Excerpts from a figure dataset ->
= = = = =

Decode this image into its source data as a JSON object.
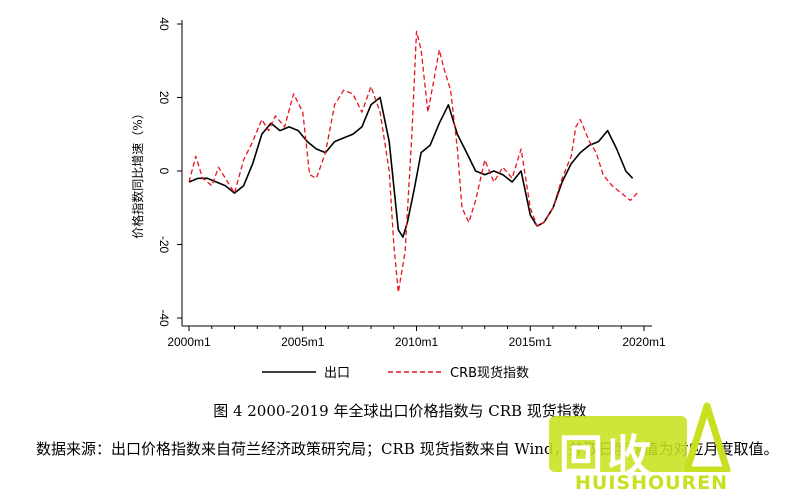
{
  "figure": {
    "caption": "图 4   2000-2019 年全球出口价格指数与 CRB 现货指数",
    "note": "数据来源：出口价格指数来自荷兰经济政策研究局；CRB 现货指数来自 Wind，并取日度均值为对应月度取值。"
  },
  "watermark": {
    "chars": "回收",
    "text": "HUISHOUREN",
    "brand_color": "#c8e020"
  },
  "chart_data": {
    "type": "line",
    "title": "",
    "xlabel": "",
    "ylabel": "价格指数同比增速（%）",
    "xlim": [
      2000.0,
      2020.4
    ],
    "ylim": [
      -40,
      40
    ],
    "yticks": [
      -40,
      -20,
      0,
      20,
      40
    ],
    "xticks": [
      {
        "value": 2000,
        "label": "2000m1"
      },
      {
        "value": 2005,
        "label": "2005m1"
      },
      {
        "value": 2010,
        "label": "2010m1"
      },
      {
        "value": 2015,
        "label": "2015m1"
      },
      {
        "value": 2020,
        "label": "2020m1"
      }
    ],
    "grid": false,
    "legend": "bottom",
    "series": [
      {
        "name": "出口",
        "style": "solid",
        "color": "#000000",
        "x": [
          2000.0,
          2000.4,
          2000.8,
          2001.2,
          2001.6,
          2002.0,
          2002.4,
          2002.8,
          2003.2,
          2003.6,
          2004.0,
          2004.4,
          2004.8,
          2005.2,
          2005.6,
          2006.0,
          2006.4,
          2006.8,
          2007.2,
          2007.6,
          2008.0,
          2008.4,
          2008.8,
          2009.2,
          2009.4,
          2009.6,
          2009.9,
          2010.2,
          2010.6,
          2011.0,
          2011.4,
          2011.8,
          2012.2,
          2012.6,
          2013.0,
          2013.4,
          2013.8,
          2014.2,
          2014.6,
          2015.0,
          2015.3,
          2015.6,
          2016.0,
          2016.4,
          2016.8,
          2017.2,
          2017.6,
          2018.0,
          2018.4,
          2018.8,
          2019.2,
          2019.5
        ],
        "y": [
          -3,
          -2,
          -2,
          -3,
          -4,
          -6,
          -4,
          2,
          10,
          13,
          11,
          12,
          11,
          8,
          6,
          5,
          8,
          9,
          10,
          12,
          18,
          20,
          8,
          -16,
          -18,
          -14,
          -5,
          5,
          7,
          13,
          18,
          10,
          5,
          0,
          -1,
          0,
          -1,
          -3,
          0,
          -12,
          -15,
          -14,
          -10,
          -3,
          2,
          5,
          7,
          8,
          11,
          6,
          0,
          -2
        ]
      },
      {
        "name": "CRB现货指数",
        "style": "dashed",
        "color": "#e8141c",
        "x": [
          2000.0,
          2000.3,
          2000.6,
          2001.0,
          2001.3,
          2001.6,
          2002.0,
          2002.4,
          2002.8,
          2003.2,
          2003.5,
          2003.8,
          2004.2,
          2004.6,
          2005.0,
          2005.3,
          2005.6,
          2006.0,
          2006.4,
          2006.8,
          2007.2,
          2007.6,
          2008.0,
          2008.4,
          2008.8,
          2009.0,
          2009.2,
          2009.5,
          2009.8,
          2010.0,
          2010.2,
          2010.5,
          2010.8,
          2011.0,
          2011.2,
          2011.5,
          2011.8,
          2012.0,
          2012.3,
          2012.6,
          2013.0,
          2013.4,
          2013.8,
          2014.2,
          2014.6,
          2015.0,
          2015.3,
          2015.6,
          2016.0,
          2016.4,
          2016.8,
          2017.0,
          2017.2,
          2017.6,
          2017.9,
          2018.2,
          2018.6,
          2019.0,
          2019.4,
          2019.7
        ],
        "y": [
          -3,
          4,
          -2,
          -4,
          1,
          -2,
          -6,
          3,
          8,
          14,
          11,
          15,
          12,
          21,
          16,
          -1,
          -2,
          5,
          18,
          22,
          21,
          16,
          23,
          16,
          0,
          -20,
          -33,
          -22,
          10,
          38,
          33,
          16,
          26,
          33,
          28,
          22,
          6,
          -10,
          -14,
          -8,
          3,
          -3,
          1,
          -2,
          6,
          -10,
          -15,
          -14,
          -10,
          -2,
          4,
          12,
          14,
          8,
          5,
          -1,
          -4,
          -6,
          -8,
          -6
        ]
      }
    ]
  }
}
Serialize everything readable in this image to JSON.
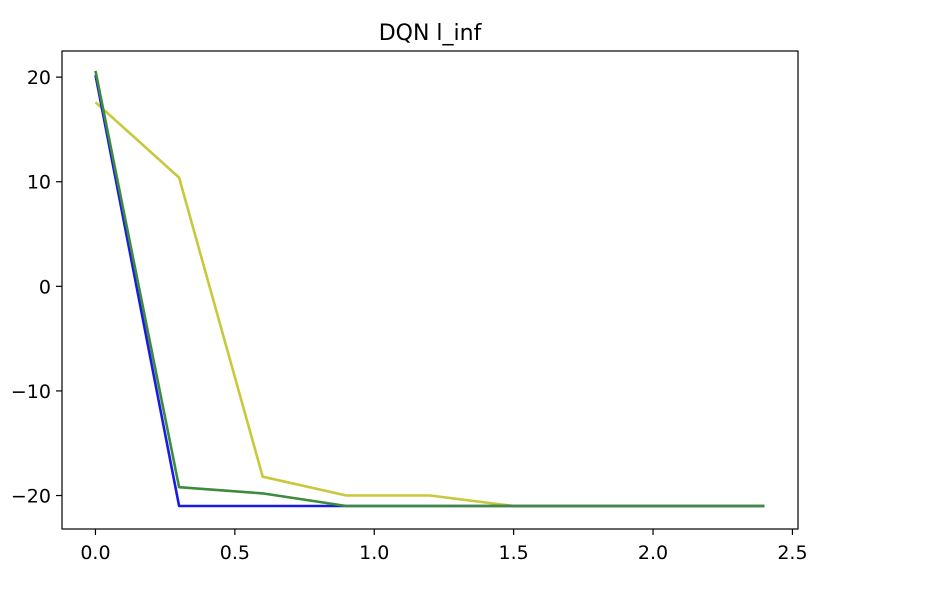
{
  "chart_data": {
    "type": "line",
    "title": "DQN l_inf",
    "xlabel": "",
    "ylabel": "",
    "xlim": [
      -0.12,
      2.52
    ],
    "ylim": [
      -23.2,
      22.5
    ],
    "x_ticks": [
      0.0,
      0.5,
      1.0,
      1.5,
      2.0,
      2.5
    ],
    "x_tick_labels": [
      "0.0",
      "0.5",
      "1.0",
      "1.5",
      "2.0",
      "2.5"
    ],
    "y_ticks": [
      20,
      10,
      0,
      -10,
      -20
    ],
    "y_tick_labels": [
      "20",
      "10",
      "0",
      "−10",
      "−20"
    ],
    "grid": false,
    "legend": "none",
    "series": [
      {
        "color": "#c8c83c",
        "x": [
          0.0,
          0.3,
          0.6,
          0.9,
          1.2,
          1.5,
          1.8,
          2.1,
          2.4
        ],
        "y": [
          17.6,
          10.4,
          -18.2,
          -20.0,
          -20.0,
          -21.0,
          -21.0,
          -21.0,
          -21.0
        ]
      },
      {
        "color": "#1a1ae6",
        "x": [
          0.0,
          0.3,
          0.6,
          0.9,
          1.2,
          1.5,
          1.8,
          2.1,
          2.4
        ],
        "y": [
          20.2,
          -21.0,
          -21.0,
          -21.0,
          -21.0,
          -21.0,
          -21.0,
          -21.0,
          -21.0
        ]
      },
      {
        "color": "#3c8c3c",
        "x": [
          0.0,
          0.3,
          0.6,
          0.9,
          1.2,
          1.5,
          1.8,
          2.1,
          2.4
        ],
        "y": [
          20.6,
          -19.2,
          -19.8,
          -21.0,
          -21.0,
          -21.0,
          -21.0,
          -21.0,
          -21.0
        ]
      }
    ]
  }
}
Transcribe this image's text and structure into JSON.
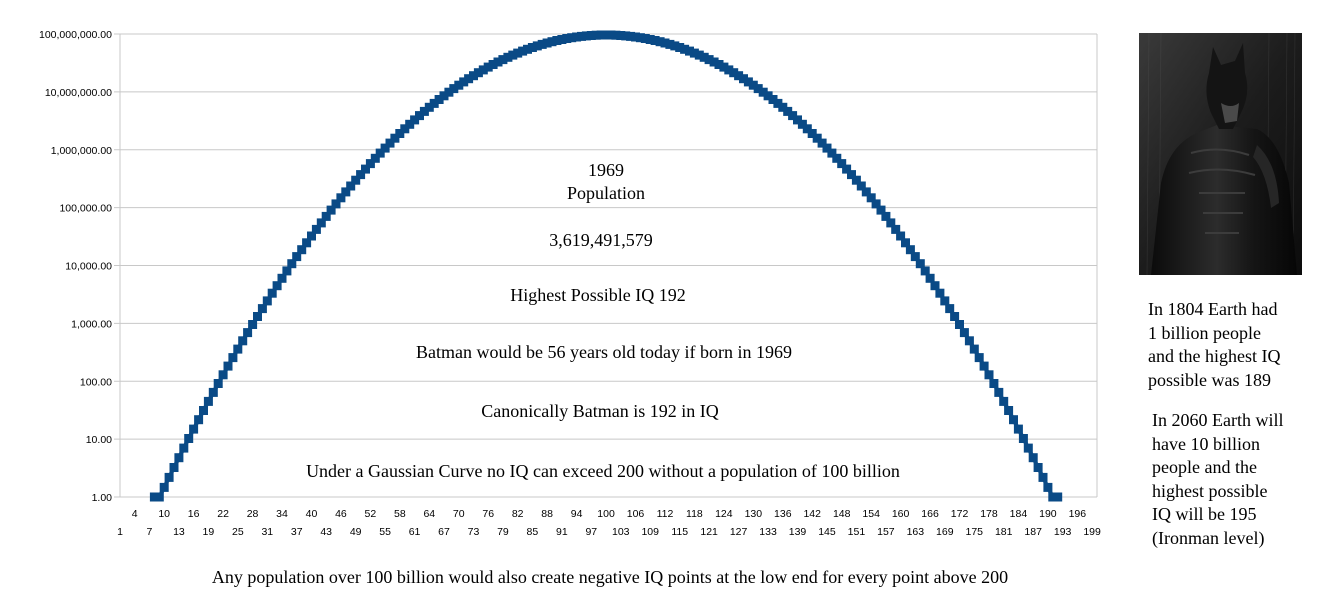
{
  "chart_data": {
    "type": "line",
    "scale": "log",
    "grid": true,
    "legend": "none",
    "series_color": "#0a4a86",
    "grid_color": "#c8c8c8",
    "x": [
      1,
      200
    ],
    "x_tick_labels_top": [
      4,
      10,
      16,
      22,
      28,
      34,
      40,
      46,
      52,
      58,
      64,
      70,
      76,
      82,
      88,
      94,
      100,
      106,
      112,
      118,
      124,
      130,
      136,
      142,
      148,
      154,
      160,
      166,
      172,
      178,
      184,
      190,
      196
    ],
    "x_tick_labels_bottom": [
      1,
      7,
      13,
      19,
      25,
      31,
      37,
      43,
      49,
      55,
      61,
      67,
      73,
      79,
      85,
      91,
      97,
      103,
      109,
      115,
      121,
      127,
      133,
      139,
      145,
      151,
      157,
      163,
      169,
      175,
      181,
      187,
      193,
      199
    ],
    "y_tick_labels": [
      "100,000,000.00",
      "10,000,000.00",
      "1,000,000.00",
      "100,000.00",
      "10,000.00",
      "1,000.00",
      "100.00",
      "10.00",
      "1.00"
    ],
    "ylim": [
      1,
      100000000
    ],
    "series": [
      {
        "mean": 100,
        "sd": 15,
        "population": 3619491579,
        "x_min": 8,
        "x_max": 192,
        "floor": 1
      }
    ],
    "annotations": [
      "1969",
      "Population",
      "3,619,491,579",
      "Highest Possible IQ 192",
      "Batman would be 56 years old today if born in 1969",
      "Canonically Batman is 192 in IQ",
      "Under a Gaussian Curve  no IQ can exceed 200 without a population of 100 billion"
    ]
  },
  "side_notes": {
    "note_1804": "In 1804 Earth had\n1 billion people\nand the highest IQ\npossible was 189",
    "note_2060": "In 2060 Earth will\nhave 10 billion\npeople and the\nhighest possible\nIQ will be 195\n(Ironman level)"
  },
  "footnote": "Any population over 100 billion would also create negative IQ points at the low end for every point above 200"
}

= = = = =

Aim of the task -> Answer only with how many lines in the records include "value".

The completed task -> 5